■ **Aim**:
Convert every line below into a JSON list of strings, one string per line, skipping blank lines and leaving out the pictures.

■ **Listed records**:
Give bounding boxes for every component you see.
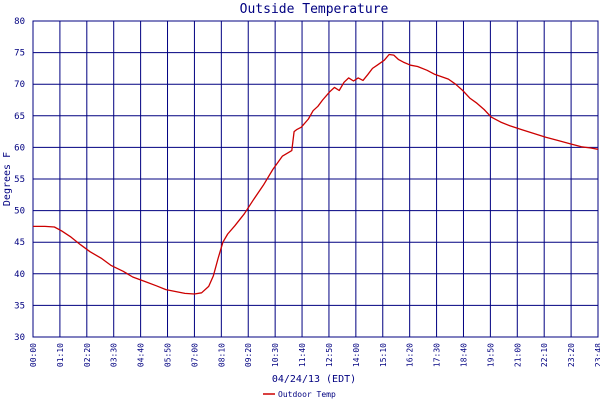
x-tick-label: 23:48: [594, 343, 600, 367]
x-tick-label: 10:30: [271, 343, 280, 367]
y-tick-label: 75: [14, 49, 25, 59]
y-tick-label: 45: [14, 238, 25, 248]
x-tick-label: 23:20: [567, 343, 576, 367]
x-axis-label: 04/24/13 (EDT): [272, 374, 356, 385]
y-tick-label: 40: [14, 270, 25, 280]
legend: Outdoor Temp: [263, 390, 336, 399]
y-tick-label: 60: [14, 143, 25, 153]
x-tick-label: 05:50: [164, 343, 173, 367]
x-tick-label: 07:00: [190, 343, 199, 367]
y-tick-label: 80: [14, 17, 25, 27]
x-tick-label: 18:40: [459, 343, 468, 367]
y-axis-label: Degrees F: [2, 152, 13, 206]
y-tick-label: 65: [14, 112, 25, 122]
x-tick-label: 22:10: [540, 343, 549, 367]
x-tick-label: 01:10: [56, 343, 65, 367]
y-tick-label: 70: [14, 80, 25, 90]
x-tick-label: 17:30: [433, 343, 442, 367]
x-tick-label: 14:00: [352, 343, 361, 367]
y-tick-label: 55: [14, 175, 25, 185]
series-layer: [33, 53, 599, 295]
x-tick-label: 09:20: [244, 343, 253, 367]
x-tick-label: 02:20: [83, 343, 92, 367]
legend-label: Outdoor Temp: [278, 390, 336, 399]
x-tick-label: 16:20: [406, 343, 415, 367]
x-tick-label: 11:40: [298, 343, 307, 367]
y-tick-label: 35: [14, 301, 25, 311]
x-tick-label: 00:00: [29, 343, 38, 367]
series-line-outdoor-temp: [33, 53, 599, 295]
x-tick-label: 03:30: [110, 343, 119, 367]
x-tick-label: 15:10: [379, 343, 388, 367]
chart-title: Outside Temperature: [240, 2, 389, 17]
x-tick-label: 08:10: [217, 343, 226, 367]
x-tick-label: 21:00: [513, 343, 522, 367]
x-axis-ticks: 00:00 01:10 02:20 03:30 04:40 05:50 07:00 08:10…: [29, 343, 600, 367]
x-tick-label: 19:50: [486, 343, 495, 367]
x-tick-label: 12:50: [325, 343, 334, 367]
y-tick-label: 50: [14, 207, 25, 217]
chart-grid: [32, 20, 599, 338]
y-axis-ticks: 30 35 40 45 50 55 60 65 70 75 80: [14, 17, 25, 343]
plot-frame: [32, 20, 599, 338]
x-tick-label: 04:40: [137, 343, 146, 367]
y-tick-label: 30: [14, 333, 25, 343]
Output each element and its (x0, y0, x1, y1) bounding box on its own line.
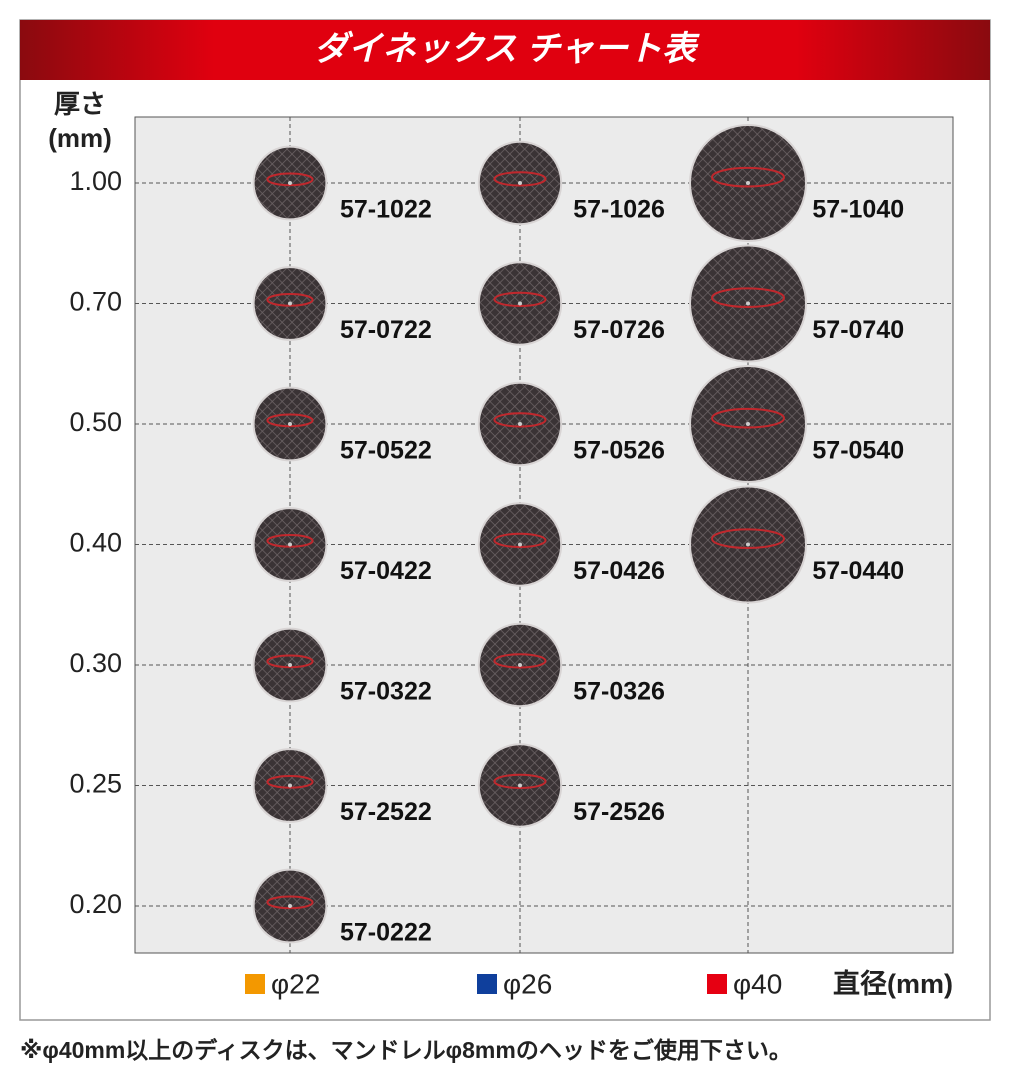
x-axis-label: 直径(mm) (833, 969, 953, 999)
disc-hole (518, 663, 522, 667)
disc-hole (288, 783, 292, 788)
disc (689, 244, 807, 363)
disc-logo (266, 172, 314, 187)
disc-hole (746, 542, 750, 547)
y-tick-label: 0.70 (69, 287, 122, 317)
disc-hole (518, 422, 522, 426)
product-code: 57-0740 (812, 316, 904, 344)
footnote: ※φ40mm以上のディスクは、マンドレルφ8mmのヘッドをご使用下さい。 (20, 1037, 792, 1063)
product-code: 57-1026 (573, 196, 665, 224)
disc (252, 507, 328, 582)
product-code: 57-0322 (340, 678, 432, 706)
y-axis-label: (mm) (48, 123, 112, 153)
product-code: 57-0540 (812, 437, 904, 465)
disc (252, 748, 328, 823)
product-code: 57-1022 (340, 196, 432, 224)
disc-hole (288, 663, 292, 667)
y-axis-label: 厚さ (54, 89, 106, 119)
disc-hole (518, 181, 522, 185)
disc-logo (711, 287, 785, 308)
disc (477, 743, 563, 828)
disc (252, 386, 328, 462)
legend-swatch (477, 974, 497, 994)
disc (477, 381, 563, 467)
disc-logo (493, 412, 547, 428)
legend-label: φ26 (503, 968, 552, 999)
disc-logo (493, 773, 547, 789)
product-code: 57-0426 (573, 557, 665, 585)
disc-logo (711, 407, 785, 429)
legend-swatch (707, 974, 727, 994)
y-tick-label: 0.20 (69, 889, 122, 919)
product-code: 57-2526 (573, 798, 665, 826)
y-tick-label: 0.40 (69, 528, 122, 558)
product-code: 57-0526 (573, 437, 665, 465)
disc (689, 124, 807, 242)
disc (477, 502, 563, 587)
disc-logo (266, 775, 314, 789)
product-code: 57-0326 (573, 678, 665, 706)
disc (477, 622, 563, 708)
disc-hole (746, 181, 750, 185)
disc-logo (493, 171, 547, 187)
disc-logo (493, 291, 547, 307)
disc-logo (266, 293, 314, 307)
disc (477, 140, 563, 226)
disc-hole (518, 301, 522, 306)
product-code: 57-0722 (340, 316, 432, 344)
disc-hole (288, 542, 292, 547)
product-code: 57-0522 (340, 437, 432, 465)
disc-hole (518, 542, 522, 547)
disc-logo (711, 166, 785, 188)
disc-hole (288, 301, 292, 306)
disc (252, 145, 328, 221)
disc-hole (518, 783, 522, 788)
y-tick-label: 0.50 (69, 407, 122, 437)
disc (252, 627, 328, 703)
disc-hole (288, 181, 292, 185)
disc (689, 485, 807, 604)
disc-hole (288, 904, 292, 908)
product-code: 57-0726 (573, 316, 665, 344)
disc (477, 261, 563, 346)
product-code: 57-0222 (340, 919, 432, 947)
disc-logo (711, 528, 785, 549)
chart-title: ダイネックス チャート表 (314, 30, 700, 68)
legend-swatch (245, 974, 265, 994)
disc-hole (288, 422, 292, 426)
disc-logo (266, 654, 314, 669)
disc-logo (493, 532, 547, 548)
disc (252, 266, 328, 341)
product-code: 57-0422 (340, 557, 432, 585)
disc-hole (746, 301, 750, 306)
y-tick-label: 0.25 (69, 769, 122, 799)
legend-label: φ40 (733, 968, 782, 999)
y-tick-label: 1.00 (69, 166, 122, 196)
disc (252, 868, 328, 944)
title-bar (20, 20, 990, 80)
disc-logo (266, 413, 314, 428)
disc-logo (493, 653, 547, 669)
legend-label: φ22 (271, 968, 320, 999)
disc (689, 365, 807, 483)
product-code: 57-1040 (812, 196, 904, 224)
y-tick-label: 0.30 (69, 648, 122, 678)
disc-logo (266, 895, 314, 910)
product-code: 57-0440 (812, 557, 904, 585)
disc-hole (746, 422, 750, 426)
disc-logo (266, 534, 314, 548)
product-code: 57-2522 (340, 798, 432, 826)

■ **Answer to the exercise**:
[
  "Give bounding boxes for every component you see.",
  "x-tick-label: 23:48: [594, 343, 600, 367]",
  "x-tick-label: 10:30: [271, 343, 280, 367]",
  "y-tick-label: 75: [14, 49, 25, 59]",
  "y-tick-label: 45: [14, 238, 25, 248]",
  "x-tick-label: 23:20: [567, 343, 576, 367]",
  "x-axis-label: 04/24/13 (EDT): [272, 374, 356, 385]",
  "y-tick-label: 40: [14, 270, 25, 280]",
  "legend: Outdoor Temp: [263, 390, 336, 399]",
  "y-tick-label: 60: [14, 143, 25, 153]",
  "x-tick-label: 05:50: [164, 343, 173, 367]",
  "x-tick-label: 07:00: [190, 343, 199, 367]",
  "y-tick-label: 80: [14, 17, 25, 27]",
  "x-tick-label: 18:40: [459, 343, 468, 367]",
  "y-axis-label: Degrees F: [2, 152, 13, 206]",
  "y-tick-label: 65: [14, 112, 25, 122]",
  "x-tick-label: 22:10: [540, 343, 549, 367]",
  "x-tick-label: 01:10: [56, 343, 65, 367]",
  "y-tick-label: 70: [14, 80, 25, 90]",
  "x-tick-label: 17:30: [433, 343, 442, 367]",
  "x-tick-label: 14:00: [352, 343, 361, 367]",
  "y-tick-label: 55: [14, 175, 25, 185]",
  "series-layer: [33, 53, 599, 295]",
  "x-tick-label: 09:20: [244, 343, 253, 367]",
  "x-tick-label: 02:20: [83, 343, 92, 367]",
  "legend-label: Outdoor Temp: [278, 390, 336, 399]",
  "x-tick-label: 16:20: [406, 343, 415, 367]",
  "x-tick-label: 11:40: [298, 343, 307, 367]",
  "y-tick-label: 35: [14, 301, 25, 311]",
  "x-tick-label: 00:00: [29, 343, 38, 367]",
  "series-line-outdoor-temp: [33, 53, 599, 295]",
  "x-tick-label: 03:30: [110, 343, 119, 367]",
  "x-tick-label: 15:10: [379, 343, 388, 367]",
  "chart-title: Outside Temperature: [240, 2, 389, 17]",
  "x-tick-label: 08:10: [217, 343, 226, 367]",
  "x-tick-label: 21:00: [513, 343, 522, 367]",
  "x-axis-ticks: 00:00 01:10 02:20 03:30 04:40 05:50 07:00 08:10…: [29, 343, 600, 367]",
  "x-tick-label: 19:50: [486, 343, 495, 367]",
  "x-tick-label: 12:50: [325, 343, 334, 367]",
  "y-tick-label: 50: [14, 207, 25, 217]",
  "chart-grid: [32, 20, 599, 338]",
  "y-axis-ticks: 30 35 40 45 50 55 60 65 70 75 80: [14, 17, 25, 343]",
  "plot-frame: [32, 20, 599, 338]",
  "x-tick-label: 04:40: [137, 343, 146, 367]",
  "y-tick-label: 30: [14, 333, 25, 343]",
  "Output each element and its (x0, y0, x1, y1) bounding box on its own line.",
  "x-axis-label: 直径(mm) (833, 969, 953, 999)",
  "disc-hole (518, 663, 522, 667)",
  "disc-hole (288, 783, 292, 788)",
  "disc (689, 244, 807, 363)",
  "disc-logo (266, 172, 314, 187)",
  "disc-hole (746, 542, 750, 547)",
  "y-tick-label: 0.70 (69, 287, 122, 317)",
  "disc-hole (518, 422, 522, 426)",
  "product-code: 57-0740 (812, 316, 904, 344)",
  "footnote: ※φ40mm以上のディスクは、マンドレルφ8mmのヘッドをご使用下さい。 (20, 1037, 792, 1063)",
  "product-code: 57-1026 (573, 196, 665, 224)",
  "disc (252, 507, 328, 582)",
  "product-code: 57-0322 (340, 678, 432, 706)",
  "y-axis-label: (mm) (48, 123, 112, 153)",
  "product-code: 57-0540 (812, 437, 904, 465)",
  "disc (252, 748, 328, 823)",
  "product-code: 57-1022 (340, 196, 432, 224)",
  "disc-hole (288, 663, 292, 667)",
  "y-axis-label: 厚さ (54, 89, 106, 119)",
  "disc-hole (518, 181, 522, 185)",
  "disc-logo (711, 287, 785, 308)",
  "disc (477, 743, 563, 828)",
  "disc (252, 386, 328, 462)",
  "legend-swatch (477, 974, 497, 994)",
  "disc (477, 381, 563, 467)",
  "disc-logo (493, 412, 547, 428)",
  "legend-label: φ26 (503, 968, 552, 999)",
  "disc-logo (493, 773, 547, 789)",
  "product-code: 57-0426 (573, 557, 665, 585)",
  "disc-logo (711, 407, 785, 429)",
  "legend-swatch (707, 974, 727, 994)",
  "y-tick-label: 0.20 (69, 889, 122, 919)",
  "product-code: 57-2526 (573, 798, 665, 826)",
  "y-tick-label: 0.40 (69, 528, 122, 558)",
  "product-code: 57-0526 (573, 437, 665, 465)",
  "disc (689, 124, 807, 242)",
  "disc (477, 502, 563, 587)",
  "disc-logo (266, 775, 314, 789)",
  "product-code: 57-0326 (573, 678, 665, 706)",
  "disc (477, 622, 563, 708)",
  "disc-hole (746, 181, 750, 185)",
  "disc-logo (493, 171, 547, 187)",
  "disc-logo (493, 291, 547, 307)",
  "disc-logo (266, 293, 314, 307)",
  "disc (477, 140, 563, 226)",
  "disc-hole (518, 301, 522, 306)",
  "product-code: 57-0722 (340, 316, 432, 344)",
  "disc-hole (288, 542, 292, 547)",
  "product-code: 57-0522 (340, 437, 432, 465)",
  "disc-hole (518, 542, 522, 547)",
  "disc-logo (711, 166, 785, 188)",
  "disc-hole (288, 301, 292, 306)",
  "disc (252, 145, 328, 221)",
  "disc-hole (518, 783, 522, 788)",
  "y-tick-label: 0.50 (69, 407, 122, 437)",
  "disc (252, 627, 328, 703)",
  "disc-hole (288, 181, 292, 185)",
  "disc (689, 485, 807, 604)",
  "disc-hole (288, 904, 292, 908)",
  "product-code: 57-0726 (573, 316, 665, 344)",
  "disc (477, 261, 563, 346)",
  "product-code: 57-0222 (340, 919, 432, 947)",
  "disc-logo (711, 528, 785, 549)",
  "chart-title: ダイネックス チャート表 (314, 30, 700, 68)",
  "legend-swatch (245, 974, 265, 994)",
  "disc-hole (288, 422, 292, 426)",
  "disc-logo (266, 654, 314, 669)",
  "disc-logo (493, 532, 547, 548)",
  "disc (252, 266, 328, 341)",
  "product-code: 57-0422 (340, 557, 432, 585)",
  "disc-hole (746, 301, 750, 306)",
  "y-tick-label: 0.25 (69, 769, 122, 799)",
  "legend-label: φ40 (733, 968, 782, 999)",
  "y-tick-label: 1.00 (69, 166, 122, 196)",
  "disc (252, 868, 328, 944)",
  "title-bar (20, 20, 990, 80)",
  "disc-logo (266, 413, 314, 428)",
  "disc-logo (493, 653, 547, 669)",
  "legend-label: φ22 (271, 968, 320, 999)",
  "disc (689, 365, 807, 483)",
  "product-code: 57-1040 (812, 196, 904, 224)",
  "y-tick-label: 0.30 (69, 648, 122, 678)",
  "disc-logo (266, 895, 314, 910)",
  "product-code: 57-0440 (812, 557, 904, 585)",
  "disc-hole (746, 422, 750, 426)",
  "disc-logo (266, 534, 314, 548)",
  "product-code: 57-2522 (340, 798, 432, 826)"
]